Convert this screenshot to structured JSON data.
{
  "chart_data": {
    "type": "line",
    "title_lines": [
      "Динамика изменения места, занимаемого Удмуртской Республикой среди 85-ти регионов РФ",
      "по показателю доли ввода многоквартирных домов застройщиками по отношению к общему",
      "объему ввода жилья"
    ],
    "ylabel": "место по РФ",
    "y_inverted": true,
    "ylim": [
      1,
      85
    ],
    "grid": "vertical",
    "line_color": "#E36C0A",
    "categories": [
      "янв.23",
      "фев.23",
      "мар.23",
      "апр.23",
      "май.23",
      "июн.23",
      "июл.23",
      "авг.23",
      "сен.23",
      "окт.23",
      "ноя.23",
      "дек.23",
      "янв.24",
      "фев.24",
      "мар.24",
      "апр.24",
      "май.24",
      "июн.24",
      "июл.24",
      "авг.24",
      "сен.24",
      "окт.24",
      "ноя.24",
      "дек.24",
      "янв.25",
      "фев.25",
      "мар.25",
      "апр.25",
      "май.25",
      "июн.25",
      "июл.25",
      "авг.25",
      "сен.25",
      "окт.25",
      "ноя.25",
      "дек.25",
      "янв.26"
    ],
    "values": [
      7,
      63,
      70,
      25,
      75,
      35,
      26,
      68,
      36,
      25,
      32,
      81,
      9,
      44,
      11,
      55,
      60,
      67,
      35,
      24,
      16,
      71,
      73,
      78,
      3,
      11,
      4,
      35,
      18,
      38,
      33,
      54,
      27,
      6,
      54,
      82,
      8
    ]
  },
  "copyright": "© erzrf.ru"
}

◇ ◇ ◇ ◇

#### GIVEN TASK
Each record above must be given again exactly.

#### WRITTEN ANSWER
Convert this screenshot to structured JSON data.
{
  "chart_data": {
    "type": "line",
    "title_lines": [
      "Динамика изменения места, занимаемого Удмуртской Республикой среди 85-ти регионов РФ",
      "по показателю доли ввода многоквартирных домов застройщиками по отношению к общему",
      "объему ввода жилья"
    ],
    "ylabel": "место по РФ",
    "y_inverted": true,
    "ylim": [
      1,
      85
    ],
    "grid": "vertical",
    "line_color": "#E36C0A",
    "categories": [
      "янв.23",
      "фев.23",
      "мар.23",
      "апр.23",
      "май.23",
      "июн.23",
      "июл.23",
      "авг.23",
      "сен.23",
      "окт.23",
      "ноя.23",
      "дек.23",
      "янв.24",
      "фев.24",
      "мар.24",
      "апр.24",
      "май.24",
      "июн.24",
      "июл.24",
      "авг.24",
      "сен.24",
      "окт.24",
      "ноя.24",
      "дек.24",
      "янв.25",
      "фев.25",
      "мар.25",
      "апр.25",
      "май.25",
      "июн.25",
      "июл.25",
      "авг.25",
      "сен.25",
      "окт.25",
      "ноя.25",
      "дек.25",
      "янв.26"
    ],
    "values": [
      7,
      63,
      70,
      25,
      75,
      35,
      26,
      68,
      36,
      25,
      32,
      81,
      9,
      44,
      11,
      55,
      60,
      67,
      35,
      24,
      16,
      71,
      73,
      78,
      3,
      11,
      4,
      35,
      18,
      38,
      33,
      54,
      27,
      6,
      54,
      82,
      8
    ]
  },
  "copyright": "© erzrf.ru"
}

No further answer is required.